## Problem to solve
Reproduce each record exactly.

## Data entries
******************************

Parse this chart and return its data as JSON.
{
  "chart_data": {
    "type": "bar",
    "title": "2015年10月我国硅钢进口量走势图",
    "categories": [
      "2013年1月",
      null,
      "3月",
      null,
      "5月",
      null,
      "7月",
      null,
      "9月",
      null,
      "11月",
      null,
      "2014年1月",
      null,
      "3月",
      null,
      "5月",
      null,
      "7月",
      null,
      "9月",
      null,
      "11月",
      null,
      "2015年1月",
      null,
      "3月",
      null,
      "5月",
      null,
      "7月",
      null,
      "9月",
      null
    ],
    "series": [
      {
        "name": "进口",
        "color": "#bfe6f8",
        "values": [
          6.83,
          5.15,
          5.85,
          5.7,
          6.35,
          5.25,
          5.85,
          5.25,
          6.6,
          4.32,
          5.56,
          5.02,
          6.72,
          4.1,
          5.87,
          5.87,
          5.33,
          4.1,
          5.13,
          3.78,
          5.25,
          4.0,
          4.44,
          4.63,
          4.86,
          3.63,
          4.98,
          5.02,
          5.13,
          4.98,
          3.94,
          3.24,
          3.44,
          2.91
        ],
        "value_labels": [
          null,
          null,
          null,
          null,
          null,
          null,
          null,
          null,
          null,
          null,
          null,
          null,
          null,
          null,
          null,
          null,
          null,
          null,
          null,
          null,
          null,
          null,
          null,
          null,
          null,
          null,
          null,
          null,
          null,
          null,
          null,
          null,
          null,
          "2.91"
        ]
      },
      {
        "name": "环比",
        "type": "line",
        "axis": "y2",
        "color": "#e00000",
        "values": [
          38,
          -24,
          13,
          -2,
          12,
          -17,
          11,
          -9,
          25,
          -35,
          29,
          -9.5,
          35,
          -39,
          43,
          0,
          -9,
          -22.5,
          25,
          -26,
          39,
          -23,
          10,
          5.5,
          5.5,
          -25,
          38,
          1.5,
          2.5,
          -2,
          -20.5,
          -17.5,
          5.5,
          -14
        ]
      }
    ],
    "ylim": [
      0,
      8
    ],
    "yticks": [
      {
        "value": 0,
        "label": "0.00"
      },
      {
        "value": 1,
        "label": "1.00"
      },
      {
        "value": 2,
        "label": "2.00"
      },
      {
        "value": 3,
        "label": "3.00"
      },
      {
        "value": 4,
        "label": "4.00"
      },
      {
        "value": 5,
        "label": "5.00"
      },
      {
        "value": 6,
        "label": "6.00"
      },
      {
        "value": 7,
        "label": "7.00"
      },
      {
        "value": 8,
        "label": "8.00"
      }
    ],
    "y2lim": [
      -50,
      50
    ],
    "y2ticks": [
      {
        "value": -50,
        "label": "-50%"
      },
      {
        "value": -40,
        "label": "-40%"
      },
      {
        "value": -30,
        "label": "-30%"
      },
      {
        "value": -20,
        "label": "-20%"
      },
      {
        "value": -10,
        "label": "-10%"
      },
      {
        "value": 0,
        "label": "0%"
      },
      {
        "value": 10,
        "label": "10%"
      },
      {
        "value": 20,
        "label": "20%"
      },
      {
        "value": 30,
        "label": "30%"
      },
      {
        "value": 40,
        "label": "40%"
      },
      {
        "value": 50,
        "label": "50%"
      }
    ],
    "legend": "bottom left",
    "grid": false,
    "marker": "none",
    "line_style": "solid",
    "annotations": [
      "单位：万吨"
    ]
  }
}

******************************

## Exercise response
Parse this chart and return its data as JSON.
{
  "chart_data": {
    "type": "bar",
    "title": "2015年10月我国硅钢进口量走势图",
    "categories": [
      "2013年1月",
      null,
      "3月",
      null,
      "5月",
      null,
      "7月",
      null,
      "9月",
      null,
      "11月",
      null,
      "2014年1月",
      null,
      "3月",
      null,
      "5月",
      null,
      "7月",
      null,
      "9月",
      null,
      "11月",
      null,
      "2015年1月",
      null,
      "3月",
      null,
      "5月",
      null,
      "7月",
      null,
      "9月",
      null
    ],
    "series": [
      {
        "name": "进口",
        "color": "#bfe6f8",
        "values": [
          6.83,
          5.15,
          5.85,
          5.7,
          6.35,
          5.25,
          5.85,
          5.25,
          6.6,
          4.32,
          5.56,
          5.02,
          6.72,
          4.1,
          5.87,
          5.87,
          5.33,
          4.1,
          5.13,
          3.78,
          5.25,
          4.0,
          4.44,
          4.63,
          4.86,
          3.63,
          4.98,
          5.02,
          5.13,
          4.98,
          3.94,
          3.24,
          3.44,
          2.91
        ],
        "value_labels": [
          null,
          null,
          null,
          null,
          null,
          null,
          null,
          null,
          null,
          null,
          null,
          null,
          null,
          null,
          null,
          null,
          null,
          null,
          null,
          null,
          null,
          null,
          null,
          null,
          null,
          null,
          null,
          null,
          null,
          null,
          null,
          null,
          null,
          "2.91"
        ]
      },
      {
        "name": "环比",
        "type": "line",
        "axis": "y2",
        "color": "#e00000",
        "values": [
          38,
          -24,
          13,
          -2,
          12,
          -17,
          11,
          -9,
          25,
          -35,
          29,
          -9.5,
          35,
          -39,
          43,
          0,
          -9,
          -22.5,
          25,
          -26,
          39,
          -23,
          10,
          5.5,
          5.5,
          -25,
          38,
          1.5,
          2.5,
          -2,
          -20.5,
          -17.5,
          5.5,
          -14
        ]
      }
    ],
    "ylim": [
      0,
      8
    ],
    "yticks": [
      {
        "value": 0,
        "label": "0.00"
      },
      {
        "value": 1,
        "label": "1.00"
      },
      {
        "value": 2,
        "label": "2.00"
      },
      {
        "value": 3,
        "label": "3.00"
      },
      {
        "value": 4,
        "label": "4.00"
      },
      {
        "value": 5,
        "label": "5.00"
      },
      {
        "value": 6,
        "label": "6.00"
      },
      {
        "value": 7,
        "label": "7.00"
      },
      {
        "value": 8,
        "label": "8.00"
      }
    ],
    "y2lim": [
      -50,
      50
    ],
    "y2ticks": [
      {
        "value": -50,
        "label": "-50%"
      },
      {
        "value": -40,
        "label": "-40%"
      },
      {
        "value": -30,
        "label": "-30%"
      },
      {
        "value": -20,
        "label": "-20%"
      },
      {
        "value": -10,
        "label": "-10%"
      },
      {
        "value": 0,
        "label": "0%"
      },
      {
        "value": 10,
        "label": "10%"
      },
      {
        "value": 20,
        "label": "20%"
      },
      {
        "value": 30,
        "label": "30%"
      },
      {
        "value": 40,
        "label": "40%"
      },
      {
        "value": 50,
        "label": "50%"
      }
    ],
    "legend": "bottom left",
    "grid": false,
    "marker": "none",
    "line_style": "solid",
    "annotations": [
      "单位：万吨"
    ]
  }
}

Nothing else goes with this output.